_OBJECTIVE 1:_ Reproduce exactly the part of the listing that opens with the line containing "lock-checkbox[interactable] — [112, 443, 124, 455]" and closes with the line containing "fast-startup-description-text: 此功能可加快電腦關機之後的啟動速度。重新啟動的速度不會受影響。 —".

_SELECTED EXCERPT:_

________________

This Agreement may not be sold, assigned, transferred, pledged,
hypothecated or otherwise disposed of (whether by operation of law or otherwise)
(collectively, a "transfer"), except that this Agreement may be transferred by
the laws of descent and distribution. The Participant may only transfer the
Shares that may be issued pursuant to this Agreement following the Vesting Date.
4. Provisions of the Plan.
This Agreement is subject to the provisions of the Plan, a copy of which
is furnished to the Participant with this Agreement.
5. Withholding Taxes.
(a) The Participant has reviewed with the Participant's own tax
advisors the federal, state, local and foreign tax consequences of this
investment and the transactions contemplated by this Agreement. The Participant
is relying solely on such advisors and not on any statements or representations
of the Company or any of its agents.
(b) The Participant acknowledges and agrees that the Company has the
right to deduct from payments of any kind otherwise due to the Participant any
federal, state or local taxes of any kind required by law to be withheld with
respect to the transactions contemplated by this Agreement, including the
vesting of the Shares.
6. Miscellaneous.
(a) Severability. The invalidity or unenforceability of any
provision of this Agreement shall not affect the validity or enforceability of
any other provision of this Agreement, and each other provision of this
Agreement shall be severable and enforceable to the extent permitted by law.
(b) Waiver. Any provision for the benefit of the Company contained
in this Agreement may be waived, either generally or in any particular instance,
by the Board of Directors of the Company.

________________

_OBJECTIVE 2:_ From the agreement terms above, copy word for word the part that opens with the words containing "(a) Severability. The" and closes with "of the Company.".

________________

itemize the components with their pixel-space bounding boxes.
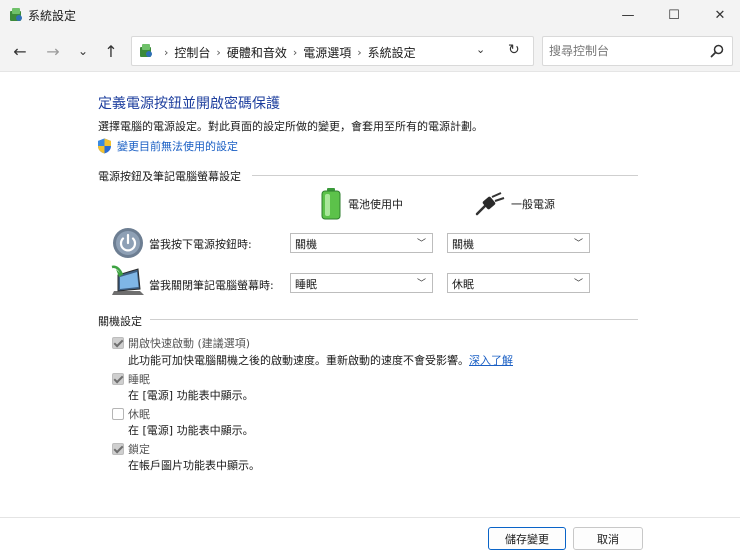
lock-checkbox[interactable] — [112, 443, 124, 455]
save-changes-button[interactable]: 儲存變更 — [488, 527, 566, 550]
change-settings-link-row[interactable]: 變更目前無法使用的設定 — [97, 138, 238, 154]
learn-more-link[interactable]: 深入了解 — [469, 354, 513, 367]
page-description: 選擇電腦的電源設定。對此頁面的設定所做的變更，會套用至所有的電源計劃。 — [98, 120, 483, 133]
uac-shield-icon — [98, 138, 111, 154]
breadcrumb-item-control-panel[interactable]: 控制台 — [174, 44, 210, 61]
power-button-icon — [113, 228, 143, 258]
battery-column-header: 電池使用中 — [320, 188, 403, 220]
select-value: 關機 — [452, 238, 474, 251]
lock-label: 鎖定 — [128, 443, 150, 456]
hibernate-checkbox[interactable] — [112, 408, 124, 420]
control-panel-icon — [140, 44, 152, 57]
lock-description: 在帳戶圖片功能表中顯示。 — [128, 459, 260, 472]
footer-divider — [0, 517, 740, 518]
fast-startup-checkbox[interactable] — [112, 337, 124, 349]
search-box[interactable] — [542, 36, 733, 66]
power-button-battery-select[interactable]: 關機 ﹀ — [290, 233, 433, 253]
breadcrumb-item-system-settings[interactable]: 系統設定 — [368, 44, 416, 61]
recent-locations-button[interactable]: ⌄ — [70, 38, 96, 64]
fast-startup-description: 此功能可加快電腦關機之後的啟動速度。重新啟動的速度不會受影響。深入了解 — [128, 352, 513, 368]
breadcrumb: › 控制台 › 硬體和音效 › 電源選項 › 系統設定 — [158, 44, 416, 61]
select-value: 休眠 — [452, 278, 474, 291]
arrow-up-icon: ↑ — [104, 41, 118, 61]
chevron-down-icon: ﹀ — [416, 279, 426, 289]
lid-close-action-label: 當我關閉筆記電腦螢幕時: — [149, 279, 274, 292]
breadcrumb-separator[interactable]: › — [293, 46, 297, 59]
chevron-down-icon: ﹀ — [573, 279, 583, 289]
breadcrumb-separator[interactable]: › — [216, 46, 220, 59]
search-icon[interactable] — [709, 43, 725, 59]
select-value: 關機 — [295, 238, 317, 251]
address-bar[interactable]: › 控制台 › 硬體和音效 › 電源選項 › 系統設定 ⌄ ↻ — [131, 36, 534, 66]
page-title: 定義電源按鈕並開啟密碼保護 — [98, 96, 280, 112]
control-panel-icon — [10, 8, 22, 21]
battery-icon — [321, 188, 341, 220]
power-section-title: 電源按鈕及筆記電腦螢幕設定 — [98, 170, 241, 183]
plugged-column-header: 一般電源 — [475, 192, 555, 216]
up-button[interactable]: ↑ — [98, 38, 124, 64]
forward-button[interactable]: → — [40, 38, 66, 64]
title-bar: 系統設定 — ☐ ✕ — [0, 0, 740, 30]
sleep-checkbox[interactable] — [112, 373, 124, 385]
lid-close-plugged-select[interactable]: 休眠 ﹀ — [447, 273, 590, 293]
plugged-column-label: 一般電源 — [511, 198, 555, 211]
fast-startup-description-text: 此功能可加快電腦關機之後的啟動速度。重新啟動的速度不會受影響。 — [128, 354, 469, 367]
arrow-left-icon: ← — [13, 41, 27, 61]
lid-close-battery-select[interactable]: 睡眠 ﹀ — [290, 273, 433, 293]
sleep-description: 在 [電源] 功能表中顯示。 — [128, 389, 254, 402]
breadcrumb-item-hardware-sound[interactable]: 硬體和音效 — [227, 44, 287, 61]
breadcrumb-separator: › — [164, 46, 169, 59]
chevron-down-icon: ⌄ — [77, 44, 89, 58]
navigation-bar: ← → ⌄ ↑ › 控制台 › 硬體和音效 › 電源選項 › 系統設定 ⌄ ↻ — [0, 30, 740, 72]
chevron-down-icon: ﹀ — [416, 239, 426, 249]
refresh-icon[interactable]: ↻ — [508, 42, 526, 58]
window-title: 系統設定 — [28, 9, 77, 23]
chevron-down-icon: ﹀ — [573, 239, 583, 249]
breadcrumb-separator[interactable]: › — [357, 46, 361, 59]
arrow-right-icon: → — [46, 41, 60, 61]
laptop-lid-icon — [111, 265, 144, 295]
search-input[interactable] — [549, 42, 699, 60]
address-dropdown-icon[interactable]: ⌄ — [476, 43, 492, 56]
select-value: 睡眠 — [295, 278, 317, 291]
cancel-button[interactable]: 取消 — [573, 527, 643, 550]
breadcrumb-item-power-options[interactable]: 電源選項 — [303, 44, 351, 61]
minimize-button[interactable]: — — [604, 0, 652, 30]
back-button[interactable]: ← — [7, 38, 33, 64]
minimize-icon: — — [621, 7, 635, 23]
hibernate-description: 在 [電源] 功能表中顯示。 — [128, 424, 254, 437]
maximize-icon: ☐ — [668, 7, 680, 23]
battery-column-label: 電池使用中 — [348, 198, 403, 211]
section-divider — [150, 319, 638, 320]
change-unavailable-settings-link[interactable]: 變更目前無法使用的設定 — [117, 138, 238, 154]
power-button-plugged-select[interactable]: 關機 ﹀ — [447, 233, 590, 253]
close-icon: ✕ — [714, 7, 726, 23]
maximize-button[interactable]: ☐ — [650, 0, 698, 30]
power-button-action-label: 當我按下電源按鈕時: — [149, 238, 252, 251]
shutdown-section-title: 關機設定 — [98, 315, 142, 328]
fast-startup-label: 開啟快速啟動 (建議選項) — [128, 337, 251, 350]
power-plug-icon — [475, 192, 505, 216]
sleep-label: 睡眠 — [128, 373, 150, 386]
close-button[interactable]: ✕ — [696, 0, 740, 30]
section-divider — [252, 175, 638, 176]
hibernate-label: 休眠 — [128, 408, 150, 421]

________________

_FULL ANSWER 1:_
lock-checkbox[interactable] — [112, 443, 124, 455]
save-changes-button[interactable]: 儲存變更 — [488, 527, 566, 550]
change-settings-link-row[interactable]: 變更目前無法使用的設定 — [97, 138, 238, 154]
learn-more-link[interactable]: 深入了解 — [469, 354, 513, 367]
page-description: 選擇電腦的電源設定。對此頁面的設定所做的變更，會套用至所有的電源計劃。 — [98, 120, 483, 133]
uac-shield-icon — [98, 138, 111, 154]
breadcrumb-item-control-panel[interactable]: 控制台 — [174, 44, 210, 61]
power-button-icon — [113, 228, 143, 258]
battery-column-header: 電池使用中 — [320, 188, 403, 220]
select-value: 關機 — [452, 238, 474, 251]
lock-label: 鎖定 — [128, 443, 150, 456]
hibernate-checkbox[interactable] — [112, 408, 124, 420]
control-panel-icon — [140, 44, 152, 57]
lock-description: 在帳戶圖片功能表中顯示。 — [128, 459, 260, 472]
footer-divider — [0, 517, 740, 518]
fast-startup-checkbox[interactable] — [112, 337, 124, 349]
search-box[interactable] — [542, 36, 733, 66]
power-button-battery-select[interactable]: 關機 ﹀ — [290, 233, 433, 253]
breadcrumb-item-system-settings[interactable]: 系統設定 — [368, 44, 416, 61]
recent-locations-button[interactable]: ⌄ — [70, 38, 96, 64]
fast-startup-description: 此功能可加快電腦關機之後的啟動速度。重新啟動的速度不會受影響。深入了解 — [128, 352, 513, 368]
breadcrumb: › 控制台 › 硬體和音效 › 電源選項 › 系統設定 — [158, 44, 416, 61]
select-value: 休眠 — [452, 278, 474, 291]
arrow-up-icon: ↑ — [104, 41, 118, 61]
chevron-down-icon: ﹀ — [416, 279, 426, 289]
lid-close-action-label: 當我關閉筆記電腦螢幕時: — [149, 279, 274, 292]
breadcrumb-separator[interactable]: › — [293, 46, 297, 59]
chevron-down-icon: ﹀ — [573, 279, 583, 289]
breadcrumb-separator[interactable]: › — [216, 46, 220, 59]
search-icon[interactable] — [709, 43, 725, 59]
select-value: 關機 — [295, 238, 317, 251]
address-bar[interactable]: › 控制台 › 硬體和音效 › 電源選項 › 系統設定 ⌄ ↻ — [131, 36, 534, 66]
page-title: 定義電源按鈕並開啟密碼保護 — [98, 96, 280, 112]
control-panel-icon — [10, 8, 22, 21]
battery-icon — [321, 188, 341, 220]
power-section-title: 電源按鈕及筆記電腦螢幕設定 — [98, 170, 241, 183]
plugged-column-header: 一般電源 — [475, 192, 555, 216]
up-button[interactable]: ↑ — [98, 38, 124, 64]
forward-button[interactable]: → — [40, 38, 66, 64]
title-bar: 系統設定 — ☐ ✕ — [0, 0, 740, 30]
sleep-checkbox[interactable] — [112, 373, 124, 385]
lid-close-plugged-select[interactable]: 休眠 ﹀ — [447, 273, 590, 293]
plugged-column-label: 一般電源 — [511, 198, 555, 211]
fast-startup-description-text: 此功能可加快電腦關機之後的啟動速度。重新啟動的速度不會受影響。 — [128, 354, 469, 367]

_FULL ANSWER 2:_
(a) Severability. The invalidity or unenforceability of any
provision of this Agreement shall not affect the validity or enforceability of
any other provision of this Agreement, and each other provision of this
Agreement shall be severable and enforceable to the extent permitted by law.
(b) Waiver. Any provision for the benefit of the Company contained
in this Agreement may be waived, either generally or in any particular instance,
by the Board of Directors of the Company.